• **Assignment**: Give the number of lines below that contain the word "axis", and nothing else.

=== Begin Enclosure ===

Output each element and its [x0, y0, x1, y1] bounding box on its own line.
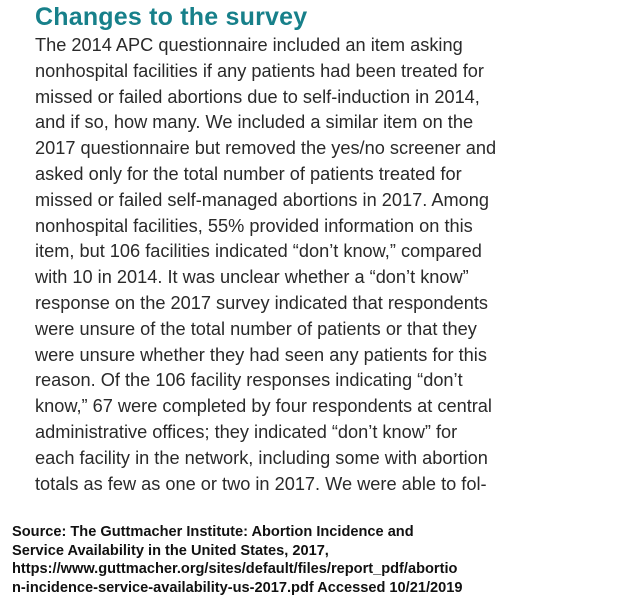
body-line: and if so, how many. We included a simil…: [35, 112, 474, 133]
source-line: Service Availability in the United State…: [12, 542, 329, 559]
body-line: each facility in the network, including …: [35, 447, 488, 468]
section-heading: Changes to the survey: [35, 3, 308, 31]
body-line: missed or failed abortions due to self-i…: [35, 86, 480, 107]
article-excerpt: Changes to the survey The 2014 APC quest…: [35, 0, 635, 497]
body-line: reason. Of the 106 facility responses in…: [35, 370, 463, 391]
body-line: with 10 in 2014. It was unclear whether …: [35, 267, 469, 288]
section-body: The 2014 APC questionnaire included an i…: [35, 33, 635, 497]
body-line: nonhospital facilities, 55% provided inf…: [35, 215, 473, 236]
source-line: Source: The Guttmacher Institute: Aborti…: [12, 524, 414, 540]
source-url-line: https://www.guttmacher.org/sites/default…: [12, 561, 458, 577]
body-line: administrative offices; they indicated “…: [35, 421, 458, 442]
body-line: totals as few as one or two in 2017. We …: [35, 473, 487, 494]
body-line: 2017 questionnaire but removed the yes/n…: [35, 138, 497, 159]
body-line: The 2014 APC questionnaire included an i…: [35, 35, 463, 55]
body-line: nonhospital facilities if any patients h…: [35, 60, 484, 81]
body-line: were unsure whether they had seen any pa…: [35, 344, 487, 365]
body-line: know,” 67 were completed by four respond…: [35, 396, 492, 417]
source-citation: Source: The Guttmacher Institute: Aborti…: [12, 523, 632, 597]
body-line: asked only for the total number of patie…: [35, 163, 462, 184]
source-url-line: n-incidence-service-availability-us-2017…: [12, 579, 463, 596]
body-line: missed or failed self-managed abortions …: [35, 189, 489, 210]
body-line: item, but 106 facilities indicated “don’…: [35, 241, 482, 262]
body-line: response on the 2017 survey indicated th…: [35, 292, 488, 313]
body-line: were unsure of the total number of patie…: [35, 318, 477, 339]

=== End Enclosure ===
=== Begin Enclosure ===

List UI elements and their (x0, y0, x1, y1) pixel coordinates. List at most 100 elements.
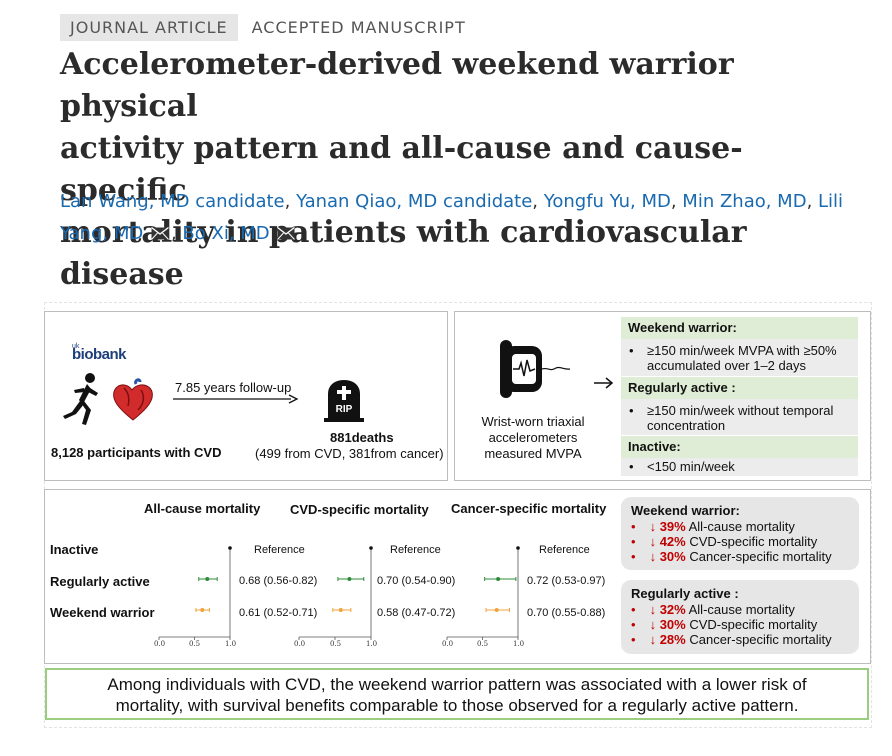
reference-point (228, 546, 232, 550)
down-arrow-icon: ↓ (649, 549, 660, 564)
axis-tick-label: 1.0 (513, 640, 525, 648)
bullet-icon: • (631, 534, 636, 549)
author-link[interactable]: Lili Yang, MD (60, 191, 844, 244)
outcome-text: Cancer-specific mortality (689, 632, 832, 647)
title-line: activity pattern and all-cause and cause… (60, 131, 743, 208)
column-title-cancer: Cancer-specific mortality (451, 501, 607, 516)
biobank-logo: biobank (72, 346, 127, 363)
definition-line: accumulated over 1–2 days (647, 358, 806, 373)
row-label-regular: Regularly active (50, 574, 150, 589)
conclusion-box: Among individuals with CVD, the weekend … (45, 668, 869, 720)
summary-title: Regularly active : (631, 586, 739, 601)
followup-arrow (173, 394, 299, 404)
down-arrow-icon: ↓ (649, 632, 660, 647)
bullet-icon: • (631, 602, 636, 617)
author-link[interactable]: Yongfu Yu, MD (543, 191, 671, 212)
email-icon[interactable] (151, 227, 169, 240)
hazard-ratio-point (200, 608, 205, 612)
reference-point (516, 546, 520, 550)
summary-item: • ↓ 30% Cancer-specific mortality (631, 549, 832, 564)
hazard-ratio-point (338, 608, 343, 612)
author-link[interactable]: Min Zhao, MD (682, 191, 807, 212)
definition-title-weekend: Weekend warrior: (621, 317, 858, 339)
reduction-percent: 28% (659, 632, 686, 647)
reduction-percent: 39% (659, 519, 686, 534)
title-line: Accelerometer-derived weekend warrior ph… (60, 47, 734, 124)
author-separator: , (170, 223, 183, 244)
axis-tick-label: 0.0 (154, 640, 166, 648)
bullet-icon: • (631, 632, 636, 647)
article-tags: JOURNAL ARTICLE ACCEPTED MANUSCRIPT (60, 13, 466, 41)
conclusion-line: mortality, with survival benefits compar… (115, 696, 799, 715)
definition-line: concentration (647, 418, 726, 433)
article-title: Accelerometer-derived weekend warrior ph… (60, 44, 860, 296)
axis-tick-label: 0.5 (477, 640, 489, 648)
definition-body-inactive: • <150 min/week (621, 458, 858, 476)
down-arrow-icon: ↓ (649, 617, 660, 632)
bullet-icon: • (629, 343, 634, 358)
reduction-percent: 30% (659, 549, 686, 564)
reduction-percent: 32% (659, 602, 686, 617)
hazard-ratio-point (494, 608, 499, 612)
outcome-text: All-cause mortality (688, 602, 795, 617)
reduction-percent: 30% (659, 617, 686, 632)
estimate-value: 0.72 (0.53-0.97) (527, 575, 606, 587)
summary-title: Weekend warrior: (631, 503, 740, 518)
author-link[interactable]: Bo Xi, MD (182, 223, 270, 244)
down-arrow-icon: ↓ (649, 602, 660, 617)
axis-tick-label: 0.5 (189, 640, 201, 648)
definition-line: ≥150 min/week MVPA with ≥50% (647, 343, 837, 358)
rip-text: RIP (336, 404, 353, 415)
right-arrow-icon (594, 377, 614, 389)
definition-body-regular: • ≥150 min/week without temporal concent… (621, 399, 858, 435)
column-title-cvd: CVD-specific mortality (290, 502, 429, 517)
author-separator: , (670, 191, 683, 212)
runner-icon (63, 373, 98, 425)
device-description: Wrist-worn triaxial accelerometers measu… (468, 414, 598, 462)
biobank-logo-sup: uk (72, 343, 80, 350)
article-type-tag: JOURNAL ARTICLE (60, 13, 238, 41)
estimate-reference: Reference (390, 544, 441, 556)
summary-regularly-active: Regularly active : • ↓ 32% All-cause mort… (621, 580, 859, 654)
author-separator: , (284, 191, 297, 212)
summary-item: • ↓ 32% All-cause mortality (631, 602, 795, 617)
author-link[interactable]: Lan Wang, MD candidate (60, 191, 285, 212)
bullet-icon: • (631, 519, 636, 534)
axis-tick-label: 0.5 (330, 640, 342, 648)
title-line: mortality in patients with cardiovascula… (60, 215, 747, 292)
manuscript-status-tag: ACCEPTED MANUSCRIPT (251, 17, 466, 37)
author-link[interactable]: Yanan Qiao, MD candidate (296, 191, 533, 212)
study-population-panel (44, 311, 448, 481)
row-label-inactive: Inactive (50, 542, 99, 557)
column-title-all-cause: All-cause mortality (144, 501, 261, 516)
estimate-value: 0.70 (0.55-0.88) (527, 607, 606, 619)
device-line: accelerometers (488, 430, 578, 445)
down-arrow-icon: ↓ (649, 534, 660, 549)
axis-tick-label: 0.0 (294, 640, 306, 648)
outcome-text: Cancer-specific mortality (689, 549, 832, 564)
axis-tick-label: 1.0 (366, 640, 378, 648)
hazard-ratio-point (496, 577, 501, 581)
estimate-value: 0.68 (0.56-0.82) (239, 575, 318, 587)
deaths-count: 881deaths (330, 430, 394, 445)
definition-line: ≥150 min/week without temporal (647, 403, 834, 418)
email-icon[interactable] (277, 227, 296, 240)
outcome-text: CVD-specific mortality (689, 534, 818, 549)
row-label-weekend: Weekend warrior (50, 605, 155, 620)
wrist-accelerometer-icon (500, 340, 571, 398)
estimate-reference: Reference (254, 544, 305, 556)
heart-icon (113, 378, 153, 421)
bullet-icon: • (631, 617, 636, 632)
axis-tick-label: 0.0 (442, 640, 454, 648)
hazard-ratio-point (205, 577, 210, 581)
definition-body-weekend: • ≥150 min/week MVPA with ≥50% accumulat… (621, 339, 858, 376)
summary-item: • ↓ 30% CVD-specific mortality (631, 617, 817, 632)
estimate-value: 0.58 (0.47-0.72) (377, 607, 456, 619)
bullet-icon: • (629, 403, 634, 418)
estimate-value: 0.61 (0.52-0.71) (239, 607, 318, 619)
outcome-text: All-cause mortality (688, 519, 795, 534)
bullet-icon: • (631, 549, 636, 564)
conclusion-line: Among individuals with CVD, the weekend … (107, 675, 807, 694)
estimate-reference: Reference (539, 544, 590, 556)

=== End Enclosure ===

• **Problem solution**: 8